Collected data entries

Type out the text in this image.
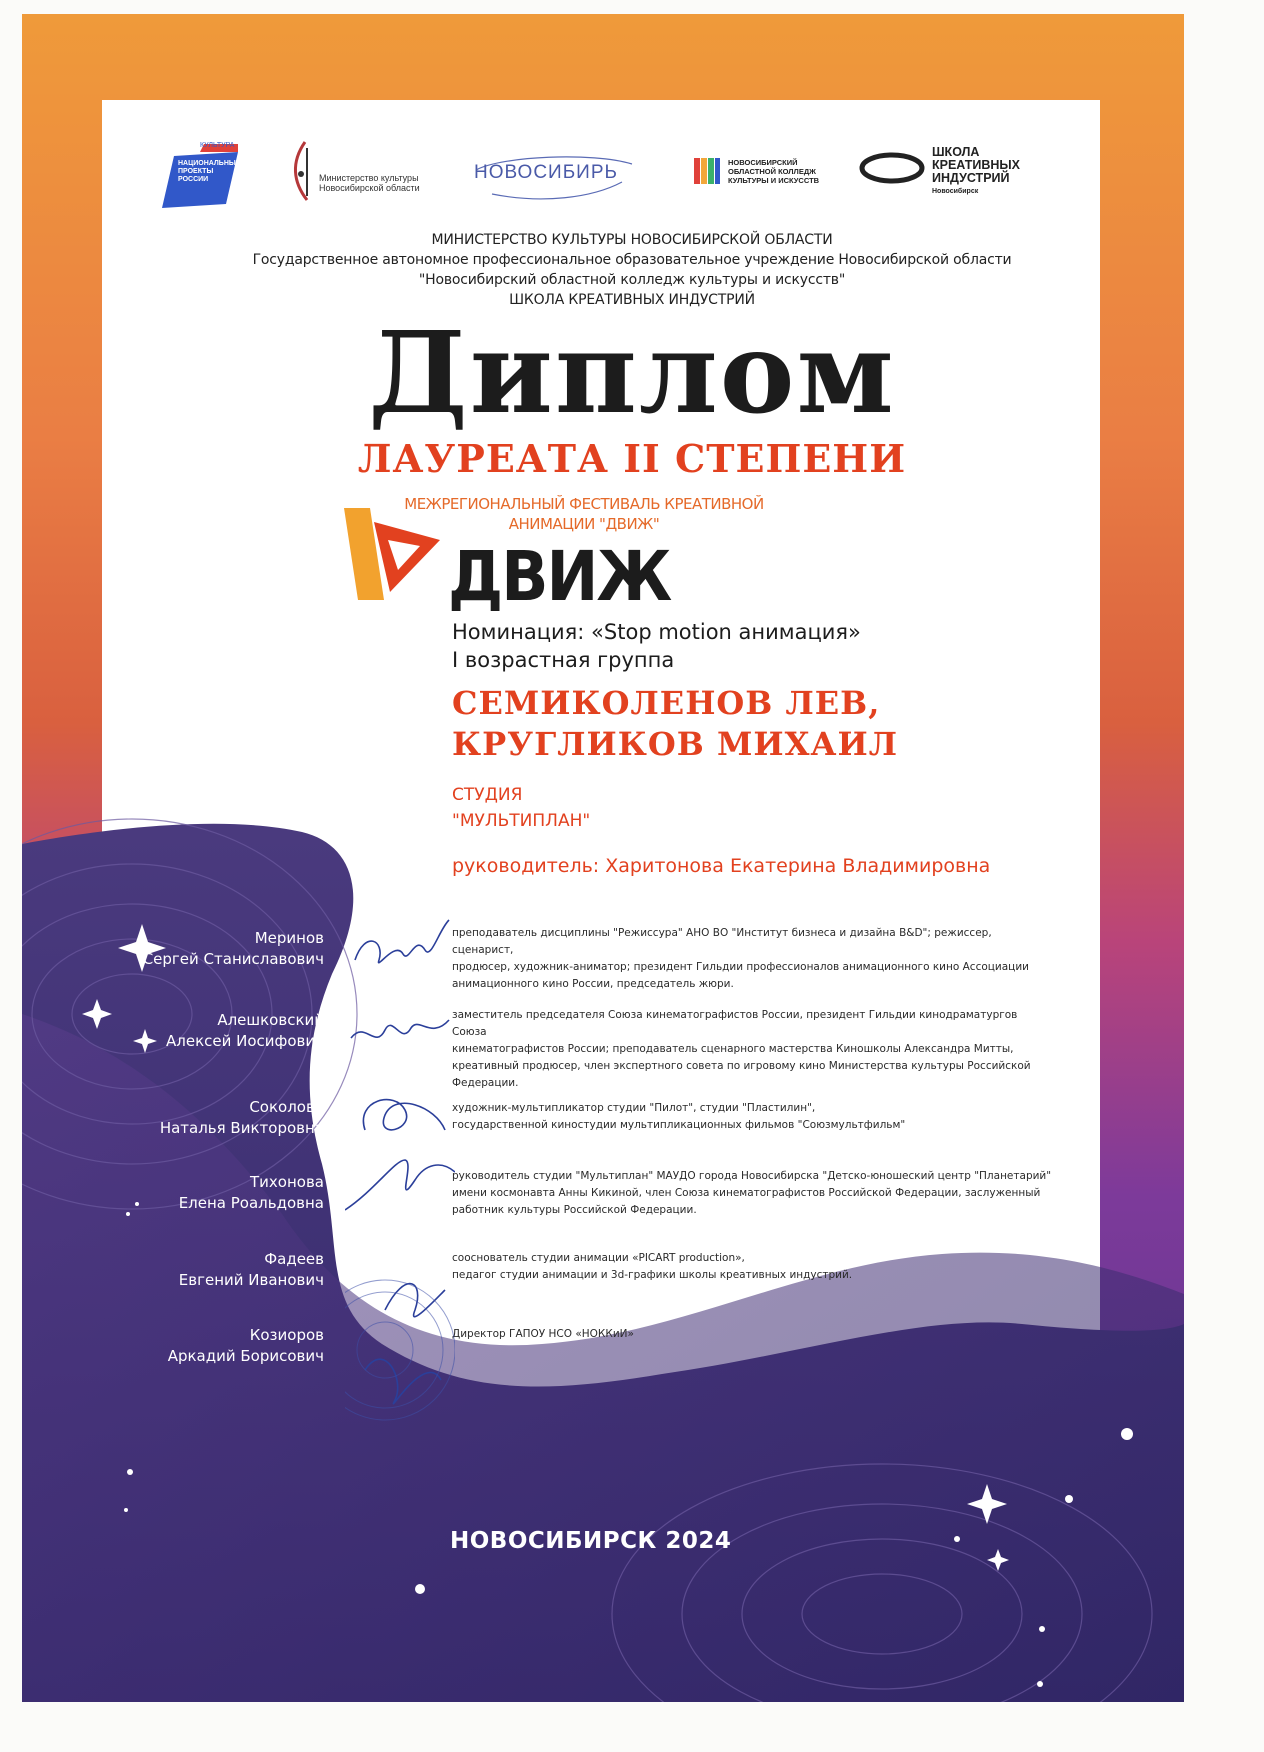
КУЛЬТУРА
НАЦИОНАЛЬНЫЕ ПРОЕКТЫ РОССИИ	Министерство культуры Новосибирской области
НОВОСИБИРЬ	НОВОСИБИРСКИЙ ОБЛАСТНОЙ КОЛЛЕДЖ КУЛЬТУРЫ И ИСКУССТВ
ШКОЛА КРЕАТИВНЫХ ИНДУСТРИЙ
Новосибирск
МИНИСТЕРСТВО КУЛЬТУРЫ НОВОСИБИРСКОЙ ОБЛАСТИ
Государственное автономное профессиональное образовательное учреждение Новосибирской области
"Новосибирский областной колледж культуры и искусств"
ШКОЛА КРЕАТИВНЫХ ИНДУСТРИЙ
Диплом
ЛАУРЕАТА II СТЕПЕНИ
МЕЖРЕГИОНАЛЬНЫЙ ФЕСТИВАЛЬ КРЕАТИВНОЙ
АНИМАЦИИ "ДВИЖ"
ДВИЖ
Номинация: «Stop motion анимация»
I возрастная группа
СЕМИКОЛЕНОВ ЛЕВ,
КРУГЛИКОВ МИХАИЛ
СТУДИЯ
"МУЛЬТИПЛАН"
руководитель: Харитонова Екатерина Владимировна
Меринов
Сергей Станиславович
преподаватель дисциплины "Режиссура" АНО ВО "Институт бизнеса и дизайна B&D"; режиссер, сценарист,
продюсер, художник-аниматор; президент Гильдии профессионалов анимационного кино Ассоциации
анимационного кино России, председатель жюри.
Алешковский
Алексей Иосифович
заместитель председателя Союза кинематографистов России, президент Гильдии кинодраматургов Союза
кинематографистов России; преподаватель сценарного мастерства Киношколы Александра Митты,
креативный продюсер, член экспертного совета по игровому кино Министерства культуры Российской
Федерации.
Соколова
Наталья Викторовна
художник-мультипликатор студии "Пилот", студии "Пластилин",
государственной киностудии мультипликационных фильмов "Союзмультфильм"
Тихонова
Елена Роальдовна
руководитель студии "Мультиплан" МАУДО города Новосибирска "Детско-юношеский центр "Планетарий"
имени космонавта Анны Кикиной, член Союза кинематографистов Российской Федерации, заслуженный
работник культуры Российской Федерации.
Фадеев
Евгений Иванович
сооснователь студии анимации «PICART production»,
педагог студии анимации и 3d-графики школы креативных индустрий.
Козиоров
Аркадий Борисович
Директор ГАПОУ НСО «НОККиИ»
НОВОСИБИРСК 2024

## The exercise
Extract each line from the listing that holds the word "Российской".

## Solved exercise
креативный продюсер, член экспертного совета по игровому кино Министерства культуры Российской
имени космонавта Анны Кикиной, член Союза кинематографистов Российской Федерации, заслуженный
работник культуры Российской Федерации.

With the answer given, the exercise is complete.